▶ Bagian Teks
Mengapa birokrasi pendidikan ? Karena karakteristik, watak, sikap hidup, pola pikir, kebiasaan hidup, pandangan hidup seseorang dibentuk melalui pergaulan hidup manusia dalam komunitas keluarga dan lingkungan masyarakat (untuk peserta didik sangat dipengaruhi lingkungan tempat belajarnya dalam hal ini pergaulan di lingkungan sekolahnya). Dari sinilah kultur seseorang mulai dibentuk, apabila birokrasi pendidikan mulai dari pejabat di Dinas Pendidikan, Kepala Sekolah, Guru dan staf tata usaha di sekolah masih berperilaku suka suap dan korupsi maka pola hidup ini akan menjadi budaya di lingkungannya tidak terkecuali akan terimbas pada peserta didik yang sedang menimba ilmu di sekolah tersebut. Jika perilaku korupsi ini tidak diantisipasi maka kita tinggal menunggu hancurnya bangsa ini.

Sebelum membahas secara khusus tentang perilaku suap dan korupsi di kalangan birokrasi pendidikan ada baiknya kalau kita samakan dulu persepsi tentang suap dan korupsi. Suap (bribery) bermula dari asal kata briberie (Perancis) yang artinya adalah mengemis. Dalam kaitannya dengan suap yang kita bahas kali ini adalah pemberian atau hadiah yang diterima atau diberikan dengan maksud untuk mempengaruhi secara jahat atau korup. Bicara suap secara mendasar telah dimuat melalui Pasal 419 KUHP yang mengatur penyuapan pasif, yang mengancam pidana terhadap pegawai negeri karena gratifikasi, yaitu pemberian hadiah yang luas meliputi : pemberian uang, barang rabat (discount), komisi, pinjaman tanpa bunga, tiket perjalanan, fasilitas penginapan, perjalanan wisata, pengobatan cuma-cuma, dan fasilitas lainnya. Sedangkan Korupsi (bahasa Latin: corruptio dari kata kerja corrumpere yang bermakna busuk, rusak, menggoyahkan, memutarbalik, menyogok). Secara harfiah, korupsi adalah perilaku pejabat publik, baik politikus|politisi maupun pegawai negeri, yang secara tidak wajar dan tidak legal memperkaya diri atau memperkaya mereka yang dekat dengannya, dengan menyalahgunakan kekuasaan publik yang dipercayakan kepada mereka

Perilaku suap dan korupsi yang masih ditunjukan oleh aparat birokrasi pendidikan diantaranya adalah :

Penyalahgunaan penggunaan dana BOS.

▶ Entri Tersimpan
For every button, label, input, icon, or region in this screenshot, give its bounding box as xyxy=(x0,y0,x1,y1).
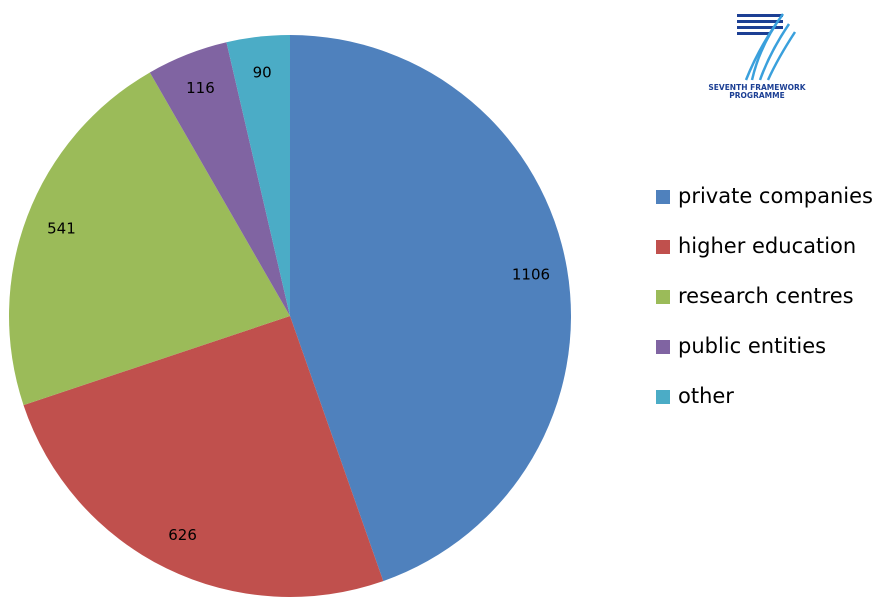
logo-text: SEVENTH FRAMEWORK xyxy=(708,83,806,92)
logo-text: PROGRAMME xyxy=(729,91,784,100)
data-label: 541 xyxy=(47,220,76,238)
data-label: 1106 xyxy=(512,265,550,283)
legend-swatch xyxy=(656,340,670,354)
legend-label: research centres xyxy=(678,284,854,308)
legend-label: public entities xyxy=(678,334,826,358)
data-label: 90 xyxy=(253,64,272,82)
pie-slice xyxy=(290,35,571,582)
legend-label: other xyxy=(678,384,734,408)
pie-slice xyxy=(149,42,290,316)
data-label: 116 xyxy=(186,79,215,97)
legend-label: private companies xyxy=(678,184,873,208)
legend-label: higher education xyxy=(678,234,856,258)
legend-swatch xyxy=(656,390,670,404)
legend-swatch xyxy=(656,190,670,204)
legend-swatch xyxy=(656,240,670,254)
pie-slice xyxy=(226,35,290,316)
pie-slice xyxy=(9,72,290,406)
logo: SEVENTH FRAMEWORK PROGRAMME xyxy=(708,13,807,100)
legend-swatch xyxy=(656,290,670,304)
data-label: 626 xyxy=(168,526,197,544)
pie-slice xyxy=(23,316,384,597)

---

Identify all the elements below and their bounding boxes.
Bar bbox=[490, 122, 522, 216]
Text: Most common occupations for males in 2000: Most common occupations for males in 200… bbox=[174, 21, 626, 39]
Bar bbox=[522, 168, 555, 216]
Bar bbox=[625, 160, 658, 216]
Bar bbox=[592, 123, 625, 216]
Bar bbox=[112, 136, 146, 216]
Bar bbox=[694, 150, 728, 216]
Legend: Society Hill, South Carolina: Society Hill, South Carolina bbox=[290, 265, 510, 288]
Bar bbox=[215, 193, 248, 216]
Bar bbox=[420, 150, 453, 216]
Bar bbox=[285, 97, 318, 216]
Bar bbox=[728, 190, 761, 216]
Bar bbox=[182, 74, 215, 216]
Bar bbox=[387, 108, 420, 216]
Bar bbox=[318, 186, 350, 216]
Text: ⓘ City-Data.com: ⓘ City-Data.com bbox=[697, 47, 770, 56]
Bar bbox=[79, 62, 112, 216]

---

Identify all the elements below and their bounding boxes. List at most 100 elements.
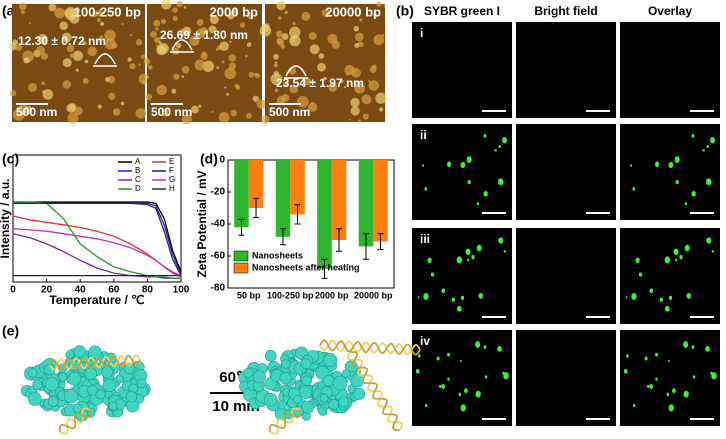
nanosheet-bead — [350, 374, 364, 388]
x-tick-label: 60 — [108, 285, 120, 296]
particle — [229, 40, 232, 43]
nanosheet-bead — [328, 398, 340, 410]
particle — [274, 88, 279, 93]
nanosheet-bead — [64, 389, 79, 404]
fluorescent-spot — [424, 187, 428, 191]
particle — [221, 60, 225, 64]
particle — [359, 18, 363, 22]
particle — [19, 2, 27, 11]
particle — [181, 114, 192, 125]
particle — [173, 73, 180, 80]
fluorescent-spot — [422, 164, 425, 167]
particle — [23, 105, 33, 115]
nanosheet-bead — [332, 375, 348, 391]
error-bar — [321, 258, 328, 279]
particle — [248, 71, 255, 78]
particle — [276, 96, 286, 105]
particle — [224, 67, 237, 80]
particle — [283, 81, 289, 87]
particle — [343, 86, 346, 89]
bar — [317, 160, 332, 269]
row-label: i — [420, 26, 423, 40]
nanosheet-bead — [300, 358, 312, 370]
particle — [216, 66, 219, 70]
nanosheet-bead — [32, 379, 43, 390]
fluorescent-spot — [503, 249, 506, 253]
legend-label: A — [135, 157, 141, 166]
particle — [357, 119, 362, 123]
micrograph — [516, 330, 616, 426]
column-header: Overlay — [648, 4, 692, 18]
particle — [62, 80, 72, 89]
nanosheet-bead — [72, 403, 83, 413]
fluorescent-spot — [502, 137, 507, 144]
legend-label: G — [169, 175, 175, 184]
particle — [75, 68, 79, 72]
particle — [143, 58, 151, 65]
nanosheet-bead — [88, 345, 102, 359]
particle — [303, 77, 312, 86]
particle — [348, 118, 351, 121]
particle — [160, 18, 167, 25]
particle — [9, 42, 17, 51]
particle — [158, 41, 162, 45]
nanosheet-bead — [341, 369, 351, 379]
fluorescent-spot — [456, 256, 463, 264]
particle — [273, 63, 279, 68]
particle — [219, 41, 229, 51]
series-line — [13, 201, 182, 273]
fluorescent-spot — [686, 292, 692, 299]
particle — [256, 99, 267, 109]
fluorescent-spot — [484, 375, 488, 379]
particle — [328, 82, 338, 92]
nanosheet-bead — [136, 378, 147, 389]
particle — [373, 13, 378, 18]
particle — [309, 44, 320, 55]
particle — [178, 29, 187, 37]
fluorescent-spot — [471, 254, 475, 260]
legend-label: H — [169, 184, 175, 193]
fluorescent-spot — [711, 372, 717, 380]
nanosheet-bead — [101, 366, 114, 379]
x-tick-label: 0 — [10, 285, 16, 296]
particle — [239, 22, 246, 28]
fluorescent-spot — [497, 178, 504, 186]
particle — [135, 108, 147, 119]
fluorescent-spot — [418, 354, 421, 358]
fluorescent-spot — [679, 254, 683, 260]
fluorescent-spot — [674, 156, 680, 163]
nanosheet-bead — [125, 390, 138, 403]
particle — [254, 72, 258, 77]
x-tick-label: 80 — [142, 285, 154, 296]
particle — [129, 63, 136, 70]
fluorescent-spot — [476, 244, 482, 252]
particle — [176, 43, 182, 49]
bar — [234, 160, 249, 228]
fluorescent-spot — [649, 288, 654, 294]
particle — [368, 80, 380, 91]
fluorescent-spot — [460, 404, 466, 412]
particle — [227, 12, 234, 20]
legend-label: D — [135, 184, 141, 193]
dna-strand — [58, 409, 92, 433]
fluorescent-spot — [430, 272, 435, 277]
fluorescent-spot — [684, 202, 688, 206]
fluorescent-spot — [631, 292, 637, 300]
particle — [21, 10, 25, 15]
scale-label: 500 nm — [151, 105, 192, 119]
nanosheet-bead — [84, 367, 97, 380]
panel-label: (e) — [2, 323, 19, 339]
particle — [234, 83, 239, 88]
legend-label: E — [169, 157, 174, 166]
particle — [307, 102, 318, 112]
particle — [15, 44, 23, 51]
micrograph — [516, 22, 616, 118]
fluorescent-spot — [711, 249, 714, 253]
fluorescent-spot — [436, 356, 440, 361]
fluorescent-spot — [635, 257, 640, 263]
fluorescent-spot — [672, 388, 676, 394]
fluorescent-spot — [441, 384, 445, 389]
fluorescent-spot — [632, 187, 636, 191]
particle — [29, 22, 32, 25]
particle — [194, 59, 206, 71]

▶ Tugas Latihan
1. Pada entri, mulailah dari baris yang memuat "nanosheet-bead — [350, 374, 364, 388]" dan berhentilah setelah baris yang memuat "particle — [173, 73, 180, 80]". Tuliskan kembali baris-baris tersebut dengan mengganti "fluorescent-spot" menjadi "glowing-spot", tanpa perubahan lain.
2. Lanjutkan teks tentang suap dan korupsi di kalangan birokrasi pendidikan dari bagian terakhir yang tersedia.
Teks dan entri di atas tidak saling berkaitan.

▶ Kunci Jawaban
1.
nanosheet-bead — [350, 374, 364, 388]
x-tick-label: 60 — [108, 285, 120, 296]
particle — [229, 40, 232, 43]
nanosheet-bead — [328, 398, 340, 410]
particle — [274, 88, 279, 93]
nanosheet-bead — [64, 389, 79, 404]
glowing-spot — [424, 187, 428, 191]
particle — [221, 60, 225, 64]
particle — [359, 18, 363, 22]
particle — [19, 2, 27, 11]
particle — [181, 114, 192, 125]
particle — [173, 73, 180, 80]

2.
Perilaku korupsi ditunjukan oleh birokrasi pendidikan misalnya mengadakan sosialisasi BOS dengan diadakan disuatu tempat sehingga mengharuskan kepala sekolah dan bendahara BOS di sekolah untuk mengikuti dan menanggung biaya pelaksanaan yang besarannya juga tidak masuk akal. Pihak sekolah otomatis mengambil biaya tersebut dari uang BOS pada hal menurut pedoman penggunaan dana BOS dilarang untuk kegiatan tersebut. Namun pihak sekolah maupun birokrat pendidikan tidak kurang akal SPJ bisa diatur dengan membunyikan peruntukan yang lain, pokoknya bisa diatur sendiri oleh pihak sekolah dengan sepengetahuan pejabat dinas pendidikan. Bagi kepala sekolah yang takut bunyi SPJ tetap diperuntukan pelaksanaan sosialisasi BOS yang diadakan oleh Dinas Pendidikan Kabupaten.

Perilaku korupsi dengan melanggara Permendiknas Nomor 2 tahun 2008 tentang buku.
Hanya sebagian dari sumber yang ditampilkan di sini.